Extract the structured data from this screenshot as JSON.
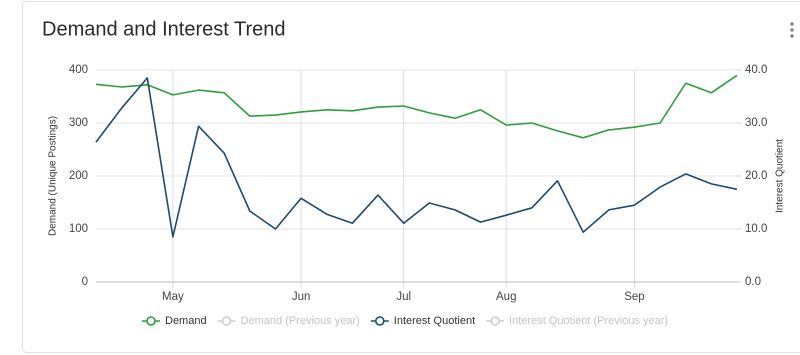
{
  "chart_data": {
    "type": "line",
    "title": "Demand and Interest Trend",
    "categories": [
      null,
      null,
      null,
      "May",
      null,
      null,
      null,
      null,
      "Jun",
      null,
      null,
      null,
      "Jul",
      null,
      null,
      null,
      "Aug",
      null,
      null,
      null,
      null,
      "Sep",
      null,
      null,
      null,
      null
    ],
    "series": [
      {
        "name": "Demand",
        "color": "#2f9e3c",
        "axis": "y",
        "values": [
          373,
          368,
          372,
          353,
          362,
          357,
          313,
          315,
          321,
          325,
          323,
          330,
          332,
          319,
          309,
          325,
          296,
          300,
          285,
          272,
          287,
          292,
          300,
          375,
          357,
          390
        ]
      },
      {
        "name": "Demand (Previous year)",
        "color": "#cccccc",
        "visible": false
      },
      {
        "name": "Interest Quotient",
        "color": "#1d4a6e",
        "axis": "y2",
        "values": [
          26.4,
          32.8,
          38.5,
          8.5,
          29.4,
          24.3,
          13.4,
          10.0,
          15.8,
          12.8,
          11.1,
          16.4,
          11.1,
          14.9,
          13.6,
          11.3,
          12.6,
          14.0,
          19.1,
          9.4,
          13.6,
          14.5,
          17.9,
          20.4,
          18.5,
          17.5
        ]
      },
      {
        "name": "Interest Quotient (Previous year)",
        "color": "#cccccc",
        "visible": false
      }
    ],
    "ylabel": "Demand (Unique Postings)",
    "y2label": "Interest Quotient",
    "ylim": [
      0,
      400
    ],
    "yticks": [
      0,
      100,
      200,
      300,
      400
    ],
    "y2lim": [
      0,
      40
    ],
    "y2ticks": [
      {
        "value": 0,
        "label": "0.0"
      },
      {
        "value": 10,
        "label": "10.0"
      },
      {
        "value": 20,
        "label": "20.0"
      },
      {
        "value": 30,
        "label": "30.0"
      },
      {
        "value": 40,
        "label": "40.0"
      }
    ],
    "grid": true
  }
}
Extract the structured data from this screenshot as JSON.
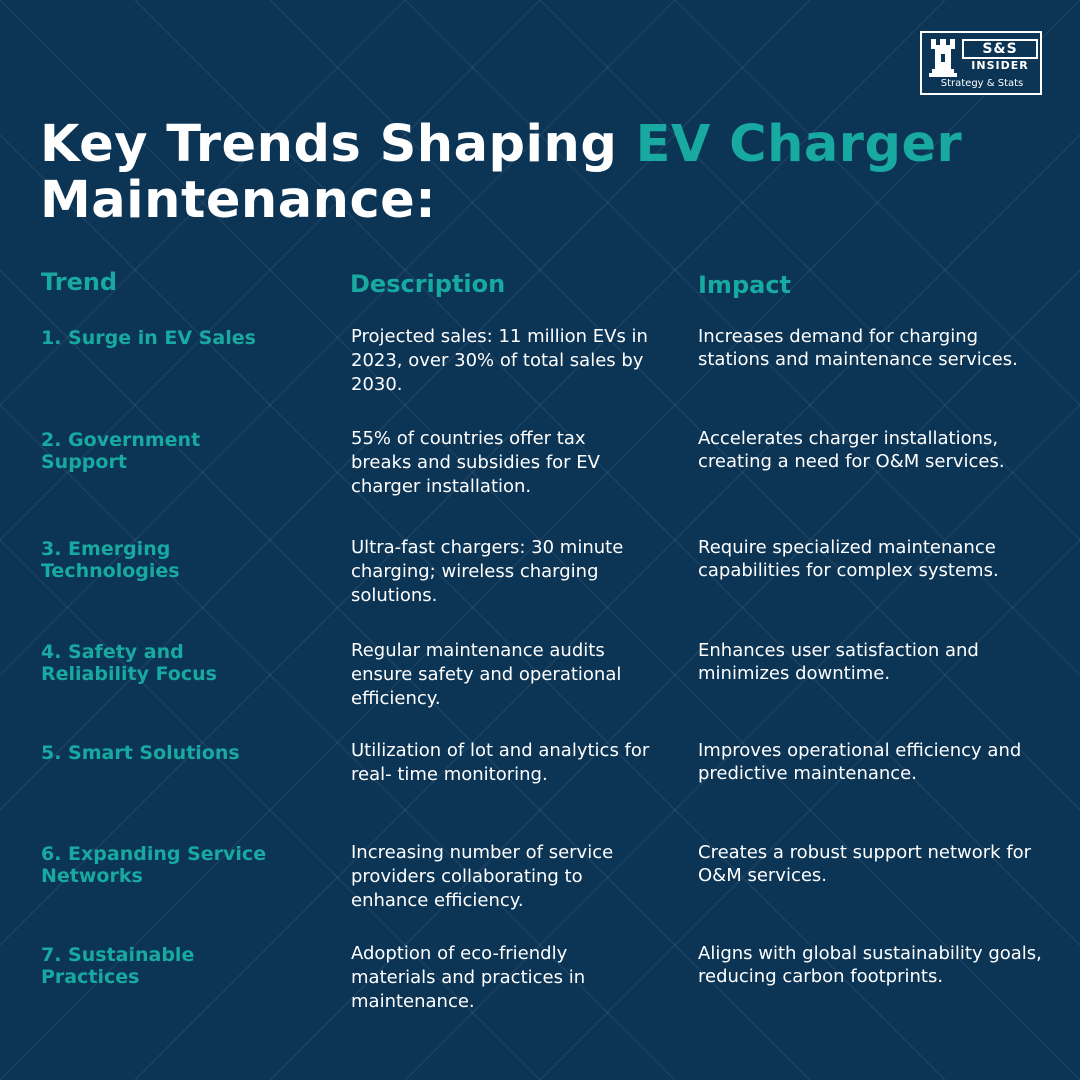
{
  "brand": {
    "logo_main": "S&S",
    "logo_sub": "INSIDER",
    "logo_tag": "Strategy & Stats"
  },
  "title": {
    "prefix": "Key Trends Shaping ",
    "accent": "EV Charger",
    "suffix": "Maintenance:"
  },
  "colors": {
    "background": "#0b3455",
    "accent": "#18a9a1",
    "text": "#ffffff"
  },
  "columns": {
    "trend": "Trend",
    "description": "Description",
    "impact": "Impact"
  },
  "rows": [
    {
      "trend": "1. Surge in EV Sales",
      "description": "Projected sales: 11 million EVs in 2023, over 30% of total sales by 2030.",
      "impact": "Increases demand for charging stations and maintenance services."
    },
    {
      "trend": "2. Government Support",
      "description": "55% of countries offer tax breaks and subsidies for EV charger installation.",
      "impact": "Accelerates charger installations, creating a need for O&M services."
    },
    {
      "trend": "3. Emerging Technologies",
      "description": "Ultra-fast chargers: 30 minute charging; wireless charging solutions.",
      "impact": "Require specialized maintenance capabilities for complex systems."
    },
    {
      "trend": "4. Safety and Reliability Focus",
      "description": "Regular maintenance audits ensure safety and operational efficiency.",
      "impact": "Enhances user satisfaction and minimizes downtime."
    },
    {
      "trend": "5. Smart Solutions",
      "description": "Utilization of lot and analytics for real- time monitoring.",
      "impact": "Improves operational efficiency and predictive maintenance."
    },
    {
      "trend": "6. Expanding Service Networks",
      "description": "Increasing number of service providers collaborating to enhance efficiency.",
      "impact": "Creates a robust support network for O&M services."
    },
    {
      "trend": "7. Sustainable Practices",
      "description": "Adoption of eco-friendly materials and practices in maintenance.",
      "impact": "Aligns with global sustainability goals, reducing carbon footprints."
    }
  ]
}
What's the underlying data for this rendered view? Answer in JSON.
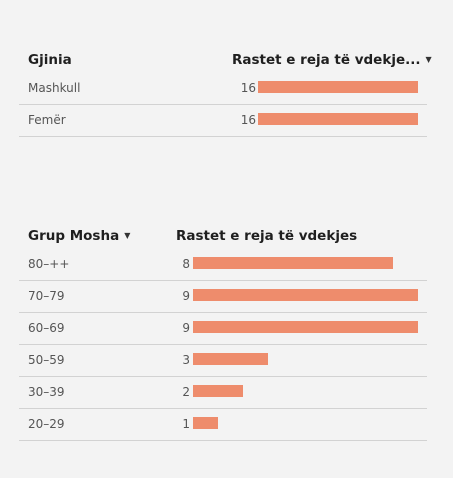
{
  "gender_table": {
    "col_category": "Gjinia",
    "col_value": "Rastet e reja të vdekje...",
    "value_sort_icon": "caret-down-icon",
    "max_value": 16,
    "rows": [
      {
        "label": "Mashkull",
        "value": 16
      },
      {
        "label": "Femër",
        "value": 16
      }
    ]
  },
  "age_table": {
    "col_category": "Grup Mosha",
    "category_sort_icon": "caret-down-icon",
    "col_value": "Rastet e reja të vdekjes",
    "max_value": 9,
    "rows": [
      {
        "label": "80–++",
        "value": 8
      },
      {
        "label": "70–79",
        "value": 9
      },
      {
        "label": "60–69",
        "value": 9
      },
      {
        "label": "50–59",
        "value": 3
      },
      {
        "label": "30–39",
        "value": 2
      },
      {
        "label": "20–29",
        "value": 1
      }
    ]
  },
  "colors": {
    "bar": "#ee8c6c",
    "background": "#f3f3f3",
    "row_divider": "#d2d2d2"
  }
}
-------
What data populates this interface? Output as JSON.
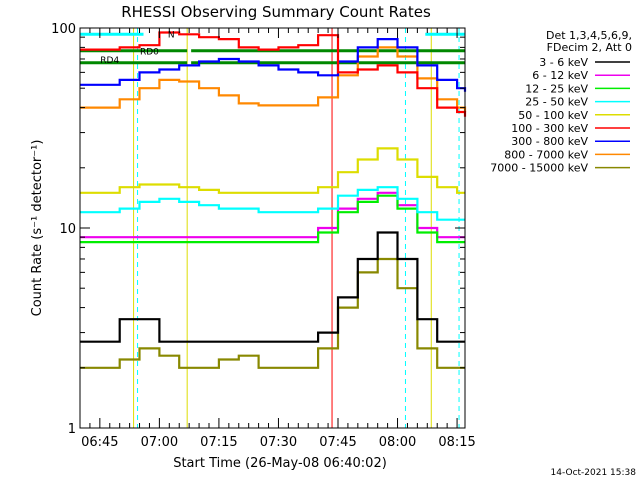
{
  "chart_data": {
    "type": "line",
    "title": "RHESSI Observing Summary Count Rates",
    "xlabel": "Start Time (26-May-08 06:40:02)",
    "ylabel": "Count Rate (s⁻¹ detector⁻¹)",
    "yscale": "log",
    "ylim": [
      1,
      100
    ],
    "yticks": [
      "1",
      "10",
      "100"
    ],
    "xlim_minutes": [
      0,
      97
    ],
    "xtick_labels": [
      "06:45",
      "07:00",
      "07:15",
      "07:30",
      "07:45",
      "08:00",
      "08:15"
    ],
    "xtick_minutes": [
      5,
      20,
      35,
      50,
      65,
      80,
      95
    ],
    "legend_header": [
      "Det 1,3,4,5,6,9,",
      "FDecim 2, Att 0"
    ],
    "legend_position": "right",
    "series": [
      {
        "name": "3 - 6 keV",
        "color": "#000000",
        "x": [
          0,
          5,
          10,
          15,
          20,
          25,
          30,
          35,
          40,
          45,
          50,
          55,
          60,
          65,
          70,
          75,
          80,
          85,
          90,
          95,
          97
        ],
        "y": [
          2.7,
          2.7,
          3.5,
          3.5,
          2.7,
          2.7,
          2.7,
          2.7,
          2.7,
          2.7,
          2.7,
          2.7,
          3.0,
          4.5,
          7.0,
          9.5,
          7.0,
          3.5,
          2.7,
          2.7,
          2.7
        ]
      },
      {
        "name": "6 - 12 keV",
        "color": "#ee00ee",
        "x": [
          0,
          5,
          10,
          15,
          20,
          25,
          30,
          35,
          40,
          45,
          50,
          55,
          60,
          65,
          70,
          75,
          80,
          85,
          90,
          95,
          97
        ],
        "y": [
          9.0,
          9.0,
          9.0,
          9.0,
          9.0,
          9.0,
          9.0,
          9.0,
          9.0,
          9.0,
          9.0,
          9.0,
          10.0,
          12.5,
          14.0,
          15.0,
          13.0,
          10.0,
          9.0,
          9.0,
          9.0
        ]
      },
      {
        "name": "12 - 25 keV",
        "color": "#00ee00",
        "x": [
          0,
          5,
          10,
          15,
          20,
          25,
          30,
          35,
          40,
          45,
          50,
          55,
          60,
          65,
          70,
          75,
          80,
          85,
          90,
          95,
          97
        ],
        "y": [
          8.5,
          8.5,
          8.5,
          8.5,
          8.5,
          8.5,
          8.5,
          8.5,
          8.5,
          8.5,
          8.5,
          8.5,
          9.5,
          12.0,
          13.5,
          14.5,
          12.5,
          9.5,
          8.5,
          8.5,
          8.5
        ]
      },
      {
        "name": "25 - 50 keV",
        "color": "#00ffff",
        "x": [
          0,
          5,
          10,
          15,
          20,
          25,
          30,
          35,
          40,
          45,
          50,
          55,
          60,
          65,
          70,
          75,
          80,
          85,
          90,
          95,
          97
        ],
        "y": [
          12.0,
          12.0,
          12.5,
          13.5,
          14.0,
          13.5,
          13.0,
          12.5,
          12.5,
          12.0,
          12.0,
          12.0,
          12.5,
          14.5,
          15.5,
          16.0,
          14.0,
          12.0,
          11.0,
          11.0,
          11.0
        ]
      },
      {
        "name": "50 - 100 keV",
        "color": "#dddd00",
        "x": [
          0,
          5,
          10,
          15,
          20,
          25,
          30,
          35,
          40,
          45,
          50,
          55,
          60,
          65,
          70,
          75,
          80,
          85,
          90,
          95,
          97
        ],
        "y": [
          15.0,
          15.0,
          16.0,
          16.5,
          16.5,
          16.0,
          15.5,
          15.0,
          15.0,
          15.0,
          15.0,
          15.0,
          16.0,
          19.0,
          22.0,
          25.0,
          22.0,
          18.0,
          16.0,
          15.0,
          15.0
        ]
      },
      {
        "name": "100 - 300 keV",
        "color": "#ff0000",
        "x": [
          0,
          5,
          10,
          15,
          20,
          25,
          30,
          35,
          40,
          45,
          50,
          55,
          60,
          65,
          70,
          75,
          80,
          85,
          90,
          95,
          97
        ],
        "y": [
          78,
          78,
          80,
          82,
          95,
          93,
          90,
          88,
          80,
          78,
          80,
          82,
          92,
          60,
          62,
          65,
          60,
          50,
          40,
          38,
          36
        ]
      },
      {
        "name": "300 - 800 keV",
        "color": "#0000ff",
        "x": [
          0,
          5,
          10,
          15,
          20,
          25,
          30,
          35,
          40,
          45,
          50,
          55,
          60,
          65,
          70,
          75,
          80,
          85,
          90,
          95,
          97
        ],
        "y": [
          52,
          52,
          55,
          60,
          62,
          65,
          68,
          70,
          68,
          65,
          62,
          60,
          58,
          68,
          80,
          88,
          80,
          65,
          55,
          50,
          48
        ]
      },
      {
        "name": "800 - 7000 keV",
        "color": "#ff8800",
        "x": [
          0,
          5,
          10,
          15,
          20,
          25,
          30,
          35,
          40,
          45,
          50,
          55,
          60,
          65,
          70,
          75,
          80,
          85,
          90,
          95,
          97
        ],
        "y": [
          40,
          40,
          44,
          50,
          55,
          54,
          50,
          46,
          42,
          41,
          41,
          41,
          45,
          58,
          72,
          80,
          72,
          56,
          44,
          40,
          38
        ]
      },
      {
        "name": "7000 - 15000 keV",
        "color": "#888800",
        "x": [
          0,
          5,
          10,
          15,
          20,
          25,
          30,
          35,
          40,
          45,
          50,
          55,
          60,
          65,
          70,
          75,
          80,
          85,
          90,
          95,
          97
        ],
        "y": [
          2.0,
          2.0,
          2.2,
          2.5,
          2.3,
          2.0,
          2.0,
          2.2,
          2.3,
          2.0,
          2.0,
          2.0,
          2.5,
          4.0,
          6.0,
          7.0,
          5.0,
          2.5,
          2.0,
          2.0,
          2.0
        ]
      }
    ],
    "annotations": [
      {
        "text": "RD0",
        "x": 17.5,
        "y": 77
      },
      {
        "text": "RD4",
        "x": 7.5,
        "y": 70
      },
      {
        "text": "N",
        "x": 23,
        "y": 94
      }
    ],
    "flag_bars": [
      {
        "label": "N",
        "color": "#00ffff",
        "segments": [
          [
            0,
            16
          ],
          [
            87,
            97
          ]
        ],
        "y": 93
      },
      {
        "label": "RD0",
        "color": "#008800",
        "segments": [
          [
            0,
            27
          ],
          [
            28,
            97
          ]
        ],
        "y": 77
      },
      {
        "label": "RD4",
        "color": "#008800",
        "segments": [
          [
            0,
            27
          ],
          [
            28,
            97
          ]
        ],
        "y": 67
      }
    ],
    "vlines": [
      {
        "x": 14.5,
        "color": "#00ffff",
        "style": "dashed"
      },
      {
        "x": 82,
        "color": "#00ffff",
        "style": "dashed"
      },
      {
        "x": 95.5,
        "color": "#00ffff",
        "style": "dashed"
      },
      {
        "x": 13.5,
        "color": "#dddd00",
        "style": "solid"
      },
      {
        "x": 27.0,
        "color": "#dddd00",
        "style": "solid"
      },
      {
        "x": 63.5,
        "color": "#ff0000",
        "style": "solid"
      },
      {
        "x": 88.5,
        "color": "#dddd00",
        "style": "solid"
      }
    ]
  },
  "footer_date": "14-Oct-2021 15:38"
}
-------
Short exercise » Extract every line from the records above that contains the word "this".

Exercise response »
Extract the structured data from this screenshot as JSON.
Extract the structured data from this screenshot as JSON.
What's the underlying data for this rendered view? Answer in JSON.
What data populates this interface? Output as JSON.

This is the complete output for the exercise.